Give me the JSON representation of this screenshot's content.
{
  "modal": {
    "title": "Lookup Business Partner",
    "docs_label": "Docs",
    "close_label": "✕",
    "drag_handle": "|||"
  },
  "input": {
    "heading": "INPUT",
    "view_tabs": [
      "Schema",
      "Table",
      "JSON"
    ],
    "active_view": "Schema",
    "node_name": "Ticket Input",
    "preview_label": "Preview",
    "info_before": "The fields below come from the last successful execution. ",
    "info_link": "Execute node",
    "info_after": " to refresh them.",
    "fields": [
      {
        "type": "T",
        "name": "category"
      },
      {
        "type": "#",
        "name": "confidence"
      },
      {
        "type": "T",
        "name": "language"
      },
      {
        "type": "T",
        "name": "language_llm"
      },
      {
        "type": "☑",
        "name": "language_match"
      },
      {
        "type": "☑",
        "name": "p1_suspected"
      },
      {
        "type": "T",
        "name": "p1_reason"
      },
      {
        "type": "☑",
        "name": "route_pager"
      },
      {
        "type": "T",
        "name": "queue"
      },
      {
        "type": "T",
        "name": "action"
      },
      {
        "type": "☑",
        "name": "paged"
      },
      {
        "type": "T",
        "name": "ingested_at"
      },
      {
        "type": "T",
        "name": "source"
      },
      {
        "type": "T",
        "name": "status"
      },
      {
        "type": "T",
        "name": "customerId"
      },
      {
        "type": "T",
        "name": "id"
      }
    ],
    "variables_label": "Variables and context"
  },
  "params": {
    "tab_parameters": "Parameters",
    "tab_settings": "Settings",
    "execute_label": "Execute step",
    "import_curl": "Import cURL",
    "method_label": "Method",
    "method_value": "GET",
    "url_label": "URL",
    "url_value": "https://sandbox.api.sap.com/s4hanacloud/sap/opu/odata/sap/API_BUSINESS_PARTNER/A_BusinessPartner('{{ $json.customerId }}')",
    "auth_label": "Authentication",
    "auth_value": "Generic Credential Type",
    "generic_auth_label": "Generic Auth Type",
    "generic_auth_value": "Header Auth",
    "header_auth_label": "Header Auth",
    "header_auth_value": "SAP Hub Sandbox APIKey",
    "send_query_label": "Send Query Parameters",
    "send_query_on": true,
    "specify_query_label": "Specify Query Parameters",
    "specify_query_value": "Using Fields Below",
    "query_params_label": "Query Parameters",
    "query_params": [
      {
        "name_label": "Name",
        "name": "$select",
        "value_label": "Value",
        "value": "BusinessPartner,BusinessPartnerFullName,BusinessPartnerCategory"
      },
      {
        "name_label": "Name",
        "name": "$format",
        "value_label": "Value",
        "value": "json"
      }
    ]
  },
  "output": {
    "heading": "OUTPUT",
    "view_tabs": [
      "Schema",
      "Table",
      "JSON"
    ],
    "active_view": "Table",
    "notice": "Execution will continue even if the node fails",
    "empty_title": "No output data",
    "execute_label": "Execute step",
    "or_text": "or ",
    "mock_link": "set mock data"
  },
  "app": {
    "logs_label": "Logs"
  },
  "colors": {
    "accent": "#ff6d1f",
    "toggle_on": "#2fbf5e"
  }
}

◆ ◆ ◆

Exercise directions: Transcribe all of the entries without altering anything.

The result:
Give me the JSON representation of this screenshot's content.
{
  "modal": {
    "title": "Lookup Business Partner",
    "docs_label": "Docs",
    "close_label": "✕",
    "drag_handle": "|||"
  },
  "input": {
    "heading": "INPUT",
    "view_tabs": [
      "Schema",
      "Table",
      "JSON"
    ],
    "active_view": "Schema",
    "node_name": "Ticket Input",
    "preview_label": "Preview",
    "info_before": "The fields below come from the last successful execution. ",
    "info_link": "Execute node",
    "info_after": " to refresh them.",
    "fields": [
      {
        "type": "T",
        "name": "category"
      },
      {
        "type": "#",
        "name": "confidence"
      },
      {
        "type": "T",
        "name": "language"
      },
      {
        "type": "T",
        "name": "language_llm"
      },
      {
        "type": "☑",
        "name": "language_match"
      },
      {
        "type": "☑",
        "name": "p1_suspected"
      },
      {
        "type": "T",
        "name": "p1_reason"
      },
      {
        "type": "☑",
        "name": "route_pager"
      },
      {
        "type": "T",
        "name": "queue"
      },
      {
        "type": "T",
        "name": "action"
      },
      {
        "type": "☑",
        "name": "paged"
      },
      {
        "type": "T",
        "name": "ingested_at"
      },
      {
        "type": "T",
        "name": "source"
      },
      {
        "type": "T",
        "name": "status"
      },
      {
        "type": "T",
        "name": "customerId"
      },
      {
        "type": "T",
        "name": "id"
      }
    ],
    "variables_label": "Variables and context"
  },
  "params": {
    "tab_parameters": "Parameters",
    "tab_settings": "Settings",
    "execute_label": "Execute step",
    "import_curl": "Import cURL",
    "method_label": "Method",
    "method_value": "GET",
    "url_label": "URL",
    "url_value": "https://sandbox.api.sap.com/s4hanacloud/sap/opu/odata/sap/API_BUSINESS_PARTNER/A_BusinessPartner('{{ $json.customerId }}')",
    "auth_label": "Authentication",
    "auth_value": "Generic Credential Type",
    "generic_auth_label": "Generic Auth Type",
    "generic_auth_value": "Header Auth",
    "header_auth_label": "Header Auth",
    "header_auth_value": "SAP Hub Sandbox APIKey",
    "send_query_label": "Send Query Parameters",
    "send_query_on": true,
    "specify_query_label": "Specify Query Parameters",
    "specify_query_value": "Using Fields Below",
    "query_params_label": "Query Parameters",
    "query_params": [
      {
        "name_label": "Name",
        "name": "$select",
        "value_label": "Value",
        "value": "BusinessPartner,BusinessPartnerFullName,BusinessPartnerCategory"
      },
      {
        "name_label": "Name",
        "name": "$format",
        "value_label": "Value",
        "value": "json"
      }
    ]
  },
  "output": {
    "heading": "OUTPUT",
    "view_tabs": [
      "Schema",
      "Table",
      "JSON"
    ],
    "active_view": "Table",
    "notice": "Execution will continue even if the node fails",
    "empty_title": "No output data",
    "execute_label": "Execute step",
    "or_text": "or ",
    "mock_link": "set mock data"
  },
  "app": {
    "logs_label": "Logs"
  },
  "colors": {
    "accent": "#ff6d1f",
    "toggle_on": "#2fbf5e"
  }
}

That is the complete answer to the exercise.